WORK TO BE COMPLETED
List each line of the data that holds the string "than", please.

-- Begin EXCERPTED RECORDS --

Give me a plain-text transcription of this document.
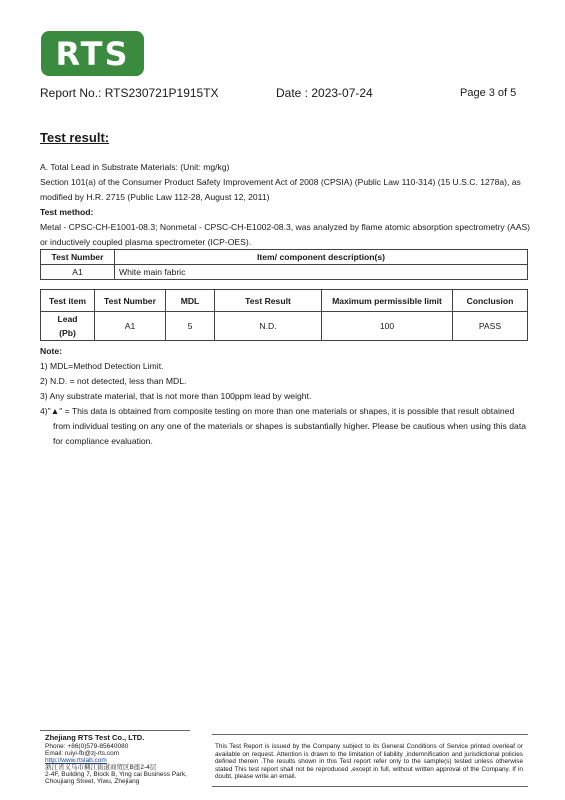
RTS
Report No.: RTS230721P1915TX	Date : 2023-07-24	Page 3 of 5
Test result:
A. Total Lead in Substrate Materials: (Unit: mg/kg)
Section 101(a) of the Consumer Product Safety Improvement Act of 2008 (CPSIA) (Public Law 110-314) (15 U.S.C. 1278a), as
modified by H.R. 2715 (Public Law 112-28, August 12, 2011)
Test method:
Metal - CPSC-CH-E1001-08.3; Nonmetal - CPSC-CH-E1002-08.3, was analyzed by flame atomic absorption spectrometry (AAS)
or inductively coupled plasma spectrometer (ICP-OES).
Test Number	Item/ component description(s)
A1	White main fabric
Test item	Test Number	MDL	Test Result	Maximum permissible limit	Conclusion

Lead
(Pb)	A1	5	N.D.	100	PASS

Note:

1) MDL=Method Detection Limit.

2) N.D. = not detected, less than MDL.

3) Any substrate material, that is not more than 100ppm lead by weight.

4)"▲" = This data is obtained from composite testing on more than one materials or shapes, it is possible that result obtained

from individual testing on any one of the materials or shapes is substantially higher. Please be cautious when using this data for compliance evaluation.

Zhejiang RTS Test Co., LTD.
Phone: +86(0)579-85640080
Email: ruiyi-fb@zj-rts.com
http://www.rtslab.com
浙江省义乌市稠江街道商贸区B座2-4层
2-4F, Building 7, Block B, Ying cai Business Park,
Choujiang Street, Yiwu, Zhejiang
This Test Report is issued by the Company subject to its General Conditions of Service printed overleaf or available on request. Attention is drawn to the limitation of liability ,indemnification and jurisdictional policies defined therein .The results shown in this Test report refer only to the sample(s) tested unless otherwise stated This test report shall not be reproduced ,except in full, without written approval of the Company. If in doubt, please write an email.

-- End EXCERPTED RECORDS --

FINISHED EXERCISE
2) N.D. = not detected, less than MDL.
3) Any substrate material, that is not more than 100ppm lead by weight.
4)"▲" = This data is obtained from composite testing on more than one materials or shapes, it is possible that result obtained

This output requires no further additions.